▶ **Short problem**
Go through the listing and return every line with "Ардатовского" in it.

▶ **Source material**

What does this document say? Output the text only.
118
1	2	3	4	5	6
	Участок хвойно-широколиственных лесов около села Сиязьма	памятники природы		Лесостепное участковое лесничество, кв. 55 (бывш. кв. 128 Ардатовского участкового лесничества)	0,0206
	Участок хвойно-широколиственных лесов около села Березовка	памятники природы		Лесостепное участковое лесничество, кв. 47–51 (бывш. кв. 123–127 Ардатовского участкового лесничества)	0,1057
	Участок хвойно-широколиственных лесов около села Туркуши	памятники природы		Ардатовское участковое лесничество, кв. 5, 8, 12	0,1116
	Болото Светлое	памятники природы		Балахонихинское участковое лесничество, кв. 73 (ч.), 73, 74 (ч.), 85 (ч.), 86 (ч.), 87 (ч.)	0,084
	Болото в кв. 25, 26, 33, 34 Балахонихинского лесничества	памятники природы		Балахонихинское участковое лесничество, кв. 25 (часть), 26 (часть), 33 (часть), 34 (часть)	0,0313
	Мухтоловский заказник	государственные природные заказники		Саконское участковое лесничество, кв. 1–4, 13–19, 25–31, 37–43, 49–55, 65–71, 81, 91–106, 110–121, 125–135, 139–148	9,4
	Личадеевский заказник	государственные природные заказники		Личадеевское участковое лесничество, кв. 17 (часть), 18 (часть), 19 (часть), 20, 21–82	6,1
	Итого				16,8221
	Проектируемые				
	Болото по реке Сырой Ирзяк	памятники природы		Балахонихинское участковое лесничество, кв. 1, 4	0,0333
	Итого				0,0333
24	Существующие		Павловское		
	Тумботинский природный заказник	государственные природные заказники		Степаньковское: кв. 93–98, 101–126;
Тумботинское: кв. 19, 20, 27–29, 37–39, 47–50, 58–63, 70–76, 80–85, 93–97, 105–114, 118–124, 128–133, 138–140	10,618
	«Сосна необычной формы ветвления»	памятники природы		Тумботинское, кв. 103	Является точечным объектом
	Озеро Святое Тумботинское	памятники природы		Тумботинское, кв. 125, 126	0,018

▶ **Problem solution**
	Участок хвойно-широколиственных лесов около села Сиязьма	памятники природы		Лесостепное участковое лесничество, кв. 55 (бывш. кв. 128 Ардатовского участкового лесничества)	0,0206
	Участок хвойно-широколиственных лесов около села Березовка	памятники природы		Лесостепное участковое лесничество, кв. 47–51 (бывш. кв. 123–127 Ардатовского участкового лесничества)	0,1057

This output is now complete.